## Raw data
================================

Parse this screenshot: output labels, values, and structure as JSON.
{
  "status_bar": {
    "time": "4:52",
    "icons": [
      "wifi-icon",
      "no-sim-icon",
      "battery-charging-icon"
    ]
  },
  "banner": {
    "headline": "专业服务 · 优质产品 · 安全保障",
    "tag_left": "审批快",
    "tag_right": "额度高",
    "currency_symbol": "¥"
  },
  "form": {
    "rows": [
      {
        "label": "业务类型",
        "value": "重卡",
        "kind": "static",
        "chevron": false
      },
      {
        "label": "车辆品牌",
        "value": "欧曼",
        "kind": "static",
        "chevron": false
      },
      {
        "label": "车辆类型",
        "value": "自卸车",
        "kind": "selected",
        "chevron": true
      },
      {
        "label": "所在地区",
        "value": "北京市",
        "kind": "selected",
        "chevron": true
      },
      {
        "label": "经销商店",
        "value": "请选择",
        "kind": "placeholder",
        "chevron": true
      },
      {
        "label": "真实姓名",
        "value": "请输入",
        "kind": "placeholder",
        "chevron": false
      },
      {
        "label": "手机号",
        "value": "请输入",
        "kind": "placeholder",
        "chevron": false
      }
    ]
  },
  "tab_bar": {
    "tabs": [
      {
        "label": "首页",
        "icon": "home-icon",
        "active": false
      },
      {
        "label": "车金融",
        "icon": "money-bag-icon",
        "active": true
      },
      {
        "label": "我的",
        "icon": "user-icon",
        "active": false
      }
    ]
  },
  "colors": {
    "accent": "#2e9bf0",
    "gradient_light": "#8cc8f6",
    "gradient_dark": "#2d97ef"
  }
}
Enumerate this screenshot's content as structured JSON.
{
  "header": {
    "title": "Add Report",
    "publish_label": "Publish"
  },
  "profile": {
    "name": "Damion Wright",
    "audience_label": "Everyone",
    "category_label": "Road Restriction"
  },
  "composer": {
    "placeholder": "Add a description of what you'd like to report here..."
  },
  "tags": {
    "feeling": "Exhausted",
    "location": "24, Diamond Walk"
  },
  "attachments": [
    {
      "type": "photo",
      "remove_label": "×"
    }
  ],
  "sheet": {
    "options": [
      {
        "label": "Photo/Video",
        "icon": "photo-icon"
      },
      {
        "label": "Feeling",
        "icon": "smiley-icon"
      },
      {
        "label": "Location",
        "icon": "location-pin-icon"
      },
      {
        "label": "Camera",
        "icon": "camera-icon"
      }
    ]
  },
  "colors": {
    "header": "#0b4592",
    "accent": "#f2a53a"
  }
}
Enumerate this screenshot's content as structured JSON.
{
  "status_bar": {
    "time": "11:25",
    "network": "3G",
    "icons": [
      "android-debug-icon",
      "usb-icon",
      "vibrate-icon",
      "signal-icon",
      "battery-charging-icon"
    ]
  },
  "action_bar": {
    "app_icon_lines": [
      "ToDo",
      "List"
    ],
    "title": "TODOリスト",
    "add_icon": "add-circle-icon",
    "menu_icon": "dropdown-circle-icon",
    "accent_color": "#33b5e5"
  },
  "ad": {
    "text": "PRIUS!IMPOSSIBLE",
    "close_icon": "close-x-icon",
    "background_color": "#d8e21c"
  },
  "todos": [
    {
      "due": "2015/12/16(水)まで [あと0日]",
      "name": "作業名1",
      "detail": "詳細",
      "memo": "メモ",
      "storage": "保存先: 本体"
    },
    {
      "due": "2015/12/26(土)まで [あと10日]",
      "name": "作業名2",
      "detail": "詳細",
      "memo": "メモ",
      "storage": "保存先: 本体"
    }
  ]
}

================================

## Exercise directions
Output the listing above exactly as it appears.

## Output of the task
Parse this screenshot: output labels, values, and structure as JSON.
{
  "status_bar": {
    "time": "4:52",
    "icons": [
      "wifi-icon",
      "no-sim-icon",
      "battery-charging-icon"
    ]
  },
  "banner": {
    "headline": "专业服务 · 优质产品 · 安全保障",
    "tag_left": "审批快",
    "tag_right": "额度高",
    "currency_symbol": "¥"
  },
  "form": {
    "rows": [
      {
        "label": "业务类型",
        "value": "重卡",
        "kind": "static",
        "chevron": false
      },
      {
        "label": "车辆品牌",
        "value": "欧曼",
        "kind": "static",
        "chevron": false
      },
      {
        "label": "车辆类型",
        "value": "自卸车",
        "kind": "selected",
        "chevron": true
      },
      {
        "label": "所在地区",
        "value": "北京市",
        "kind": "selected",
        "chevron": true
      },
      {
        "label": "经销商店",
        "value": "请选择",
        "kind": "placeholder",
        "chevron": true
      },
      {
        "label": "真实姓名",
        "value": "请输入",
        "kind": "placeholder",
        "chevron": false
      },
      {
        "label": "手机号",
        "value": "请输入",
        "kind": "placeholder",
        "chevron": false
      }
    ]
  },
  "tab_bar": {
    "tabs": [
      {
        "label": "首页",
        "icon": "home-icon",
        "active": false
      },
      {
        "label": "车金融",
        "icon": "money-bag-icon",
        "active": true
      },
      {
        "label": "我的",
        "icon": "user-icon",
        "active": false
      }
    ]
  },
  "colors": {
    "accent": "#2e9bf0",
    "gradient_light": "#8cc8f6",
    "gradient_dark": "#2d97ef"
  }
}
Enumerate this screenshot's content as structured JSON.
{
  "header": {
    "title": "Add Report",
    "publish_label": "Publish"
  },
  "profile": {
    "name": "Damion Wright",
    "audience_label": "Everyone",
    "category_label": "Road Restriction"
  },
  "composer": {
    "placeholder": "Add a description of what you'd like to report here..."
  },
  "tags": {
    "feeling": "Exhausted",
    "location": "24, Diamond Walk"
  },
  "attachments": [
    {
      "type": "photo",
      "remove_label": "×"
    }
  ],
  "sheet": {
    "options": [
      {
        "label": "Photo/Video",
        "icon": "photo-icon"
      },
      {
        "label": "Feeling",
        "icon": "smiley-icon"
      },
      {
        "label": "Location",
        "icon": "location-pin-icon"
      },
      {
        "label": "Camera",
        "icon": "camera-icon"
      }
    ]
  },
  "colors": {
    "header": "#0b4592",
    "accent": "#f2a53a"
  }
}
Enumerate this screenshot's content as structured JSON.
{
  "status_bar": {
    "time": "11:25",
    "network": "3G",
    "icons": [
      "android-debug-icon",
      "usb-icon",
      "vibrate-icon",
      "signal-icon",
      "battery-charging-icon"
    ]
  },
  "action_bar": {
    "app_icon_lines": [
      "ToDo",
      "List"
    ],
    "title": "TODOリスト",
    "add_icon": "add-circle-icon",
    "menu_icon": "dropdown-circle-icon",
    "accent_color": "#33b5e5"
  },
  "ad": {
    "text": "PRIUS!IMPOSSIBLE",
    "close_icon": "close-x-icon",
    "background_color": "#d8e21c"
  },
  "todos": [
    {
      "due": "2015/12/16(水)まで [あと0日]",
      "name": "作業名1",
      "detail": "詳細",
      "memo": "メモ",
      "storage": "保存先: 本体"
    },
    {
      "due": "2015/12/26(土)まで [あと10日]",
      "name": "作業名2",
      "detail": "詳細",
      "memo": "メモ",
      "storage": "保存先: 本体"
    }
  ]
}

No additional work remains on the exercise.